Wherever a line below holds the word "into", copy that line.

******************************

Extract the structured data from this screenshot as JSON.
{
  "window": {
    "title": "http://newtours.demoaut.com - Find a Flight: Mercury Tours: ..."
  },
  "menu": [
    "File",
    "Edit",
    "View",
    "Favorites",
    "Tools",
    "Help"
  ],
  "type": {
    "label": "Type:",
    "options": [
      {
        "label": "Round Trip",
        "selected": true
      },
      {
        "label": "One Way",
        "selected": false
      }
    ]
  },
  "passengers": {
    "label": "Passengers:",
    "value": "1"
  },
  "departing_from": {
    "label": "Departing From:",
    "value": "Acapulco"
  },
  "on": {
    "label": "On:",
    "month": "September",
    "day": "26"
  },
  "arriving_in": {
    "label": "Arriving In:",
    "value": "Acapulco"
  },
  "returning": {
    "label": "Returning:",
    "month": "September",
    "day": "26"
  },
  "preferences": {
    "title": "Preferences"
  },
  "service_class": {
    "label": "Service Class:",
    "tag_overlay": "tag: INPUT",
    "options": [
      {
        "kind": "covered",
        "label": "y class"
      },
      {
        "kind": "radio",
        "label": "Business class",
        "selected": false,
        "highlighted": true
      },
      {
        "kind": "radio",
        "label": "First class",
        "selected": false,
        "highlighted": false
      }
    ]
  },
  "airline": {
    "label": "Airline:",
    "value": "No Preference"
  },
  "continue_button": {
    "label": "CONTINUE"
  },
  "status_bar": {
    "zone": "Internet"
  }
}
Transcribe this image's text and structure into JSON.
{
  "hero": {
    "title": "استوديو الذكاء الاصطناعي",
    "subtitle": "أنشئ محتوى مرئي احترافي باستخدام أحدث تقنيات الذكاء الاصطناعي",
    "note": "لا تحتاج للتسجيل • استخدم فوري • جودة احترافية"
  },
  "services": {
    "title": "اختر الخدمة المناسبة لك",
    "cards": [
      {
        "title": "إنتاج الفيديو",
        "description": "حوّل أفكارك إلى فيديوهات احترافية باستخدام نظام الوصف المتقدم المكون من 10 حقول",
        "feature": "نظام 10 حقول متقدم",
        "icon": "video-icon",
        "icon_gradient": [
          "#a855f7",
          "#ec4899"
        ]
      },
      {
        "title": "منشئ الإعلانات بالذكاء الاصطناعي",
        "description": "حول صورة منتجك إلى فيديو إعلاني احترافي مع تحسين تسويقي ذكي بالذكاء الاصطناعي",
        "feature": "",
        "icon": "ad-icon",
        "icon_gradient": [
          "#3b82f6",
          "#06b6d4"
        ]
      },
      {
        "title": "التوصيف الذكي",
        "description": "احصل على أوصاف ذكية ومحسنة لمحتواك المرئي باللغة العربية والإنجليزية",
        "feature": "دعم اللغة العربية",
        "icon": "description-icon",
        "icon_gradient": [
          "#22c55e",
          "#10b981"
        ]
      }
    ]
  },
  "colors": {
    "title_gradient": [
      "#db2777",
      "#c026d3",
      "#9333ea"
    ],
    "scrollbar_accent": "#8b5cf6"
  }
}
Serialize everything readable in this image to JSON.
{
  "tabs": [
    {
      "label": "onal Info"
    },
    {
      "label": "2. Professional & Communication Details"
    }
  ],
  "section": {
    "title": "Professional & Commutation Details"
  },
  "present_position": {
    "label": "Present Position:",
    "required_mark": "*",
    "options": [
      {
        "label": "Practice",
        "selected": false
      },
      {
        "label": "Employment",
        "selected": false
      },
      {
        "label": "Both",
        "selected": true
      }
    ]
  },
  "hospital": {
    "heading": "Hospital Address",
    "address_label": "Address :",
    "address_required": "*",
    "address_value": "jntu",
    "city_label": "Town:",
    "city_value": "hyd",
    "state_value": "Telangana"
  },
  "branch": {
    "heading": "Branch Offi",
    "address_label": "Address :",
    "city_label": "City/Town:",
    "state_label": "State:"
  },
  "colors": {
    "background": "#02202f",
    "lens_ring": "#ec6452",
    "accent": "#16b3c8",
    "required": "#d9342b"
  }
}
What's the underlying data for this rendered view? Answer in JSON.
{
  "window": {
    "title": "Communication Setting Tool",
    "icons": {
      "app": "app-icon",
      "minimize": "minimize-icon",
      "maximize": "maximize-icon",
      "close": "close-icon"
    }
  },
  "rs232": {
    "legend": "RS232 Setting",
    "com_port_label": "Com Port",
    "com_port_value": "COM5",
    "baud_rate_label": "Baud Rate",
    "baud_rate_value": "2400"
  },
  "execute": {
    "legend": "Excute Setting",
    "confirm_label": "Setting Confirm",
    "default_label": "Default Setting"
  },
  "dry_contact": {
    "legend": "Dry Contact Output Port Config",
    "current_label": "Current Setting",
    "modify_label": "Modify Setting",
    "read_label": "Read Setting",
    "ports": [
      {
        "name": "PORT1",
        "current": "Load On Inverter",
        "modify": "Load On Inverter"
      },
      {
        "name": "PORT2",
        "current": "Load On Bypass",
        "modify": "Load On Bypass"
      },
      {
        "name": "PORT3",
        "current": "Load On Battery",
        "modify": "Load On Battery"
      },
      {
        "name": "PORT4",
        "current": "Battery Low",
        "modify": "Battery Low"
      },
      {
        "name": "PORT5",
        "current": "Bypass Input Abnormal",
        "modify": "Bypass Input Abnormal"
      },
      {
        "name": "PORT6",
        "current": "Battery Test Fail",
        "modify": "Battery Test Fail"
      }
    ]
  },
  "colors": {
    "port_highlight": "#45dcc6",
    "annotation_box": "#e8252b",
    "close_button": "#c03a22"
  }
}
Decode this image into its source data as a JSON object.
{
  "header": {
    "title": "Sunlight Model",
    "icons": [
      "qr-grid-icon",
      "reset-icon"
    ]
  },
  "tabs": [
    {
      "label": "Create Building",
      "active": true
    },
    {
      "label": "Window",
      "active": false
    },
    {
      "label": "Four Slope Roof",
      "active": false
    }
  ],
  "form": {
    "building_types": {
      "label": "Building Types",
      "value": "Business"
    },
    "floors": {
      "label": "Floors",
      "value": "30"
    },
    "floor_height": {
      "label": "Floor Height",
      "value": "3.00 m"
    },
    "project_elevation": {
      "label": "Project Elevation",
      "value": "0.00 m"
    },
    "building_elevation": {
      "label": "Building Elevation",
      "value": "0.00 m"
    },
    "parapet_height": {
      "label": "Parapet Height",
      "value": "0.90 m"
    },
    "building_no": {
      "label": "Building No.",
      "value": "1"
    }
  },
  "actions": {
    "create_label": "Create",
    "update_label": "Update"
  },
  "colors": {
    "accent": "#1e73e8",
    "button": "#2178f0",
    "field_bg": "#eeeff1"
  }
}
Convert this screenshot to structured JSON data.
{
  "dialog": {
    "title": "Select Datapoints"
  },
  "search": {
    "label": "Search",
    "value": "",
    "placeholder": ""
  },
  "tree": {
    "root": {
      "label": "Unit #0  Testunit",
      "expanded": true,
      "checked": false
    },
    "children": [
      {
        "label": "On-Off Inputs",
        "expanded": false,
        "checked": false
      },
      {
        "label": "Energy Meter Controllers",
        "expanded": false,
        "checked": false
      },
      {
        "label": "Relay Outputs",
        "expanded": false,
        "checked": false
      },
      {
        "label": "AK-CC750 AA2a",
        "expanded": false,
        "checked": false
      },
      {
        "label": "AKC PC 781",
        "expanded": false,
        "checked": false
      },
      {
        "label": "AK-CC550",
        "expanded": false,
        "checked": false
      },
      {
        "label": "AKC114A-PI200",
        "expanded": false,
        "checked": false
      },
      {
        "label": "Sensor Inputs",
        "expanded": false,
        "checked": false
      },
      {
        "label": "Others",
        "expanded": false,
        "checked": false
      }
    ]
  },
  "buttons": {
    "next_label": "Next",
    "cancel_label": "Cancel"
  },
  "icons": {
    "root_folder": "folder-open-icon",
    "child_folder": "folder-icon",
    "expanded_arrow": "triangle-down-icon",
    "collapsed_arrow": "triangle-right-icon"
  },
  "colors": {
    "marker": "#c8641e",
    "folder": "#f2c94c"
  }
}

******************************

■ Final result
Transcribe this image's text and structure into JSON.
Decode this image into its source data as a JSON object.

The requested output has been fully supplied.